** START OF RECORDS FOR PROCESSING **
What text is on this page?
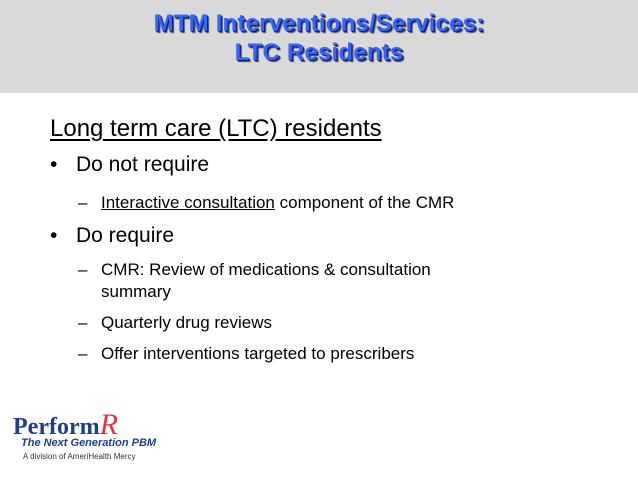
MTM Interventions/Services:
LTC Residents
Long term care (LTC) residents
• Do not require
– Interactive consultation component of the CMR
• Do require
– CMR: Review of medications & consultation
summary
– Quarterly drug reviews
– Offer interventions targeted to prescribers
PerformR
The Next Generation PBM
A division of AmeriHealth Mercy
** END OF RECORDS FOR PROCESSING **
YOUR INSTRUCTIONS
Tally how many lines in the material above hold the word "consultation". Write only that number.

REPLY TO THE TASK
2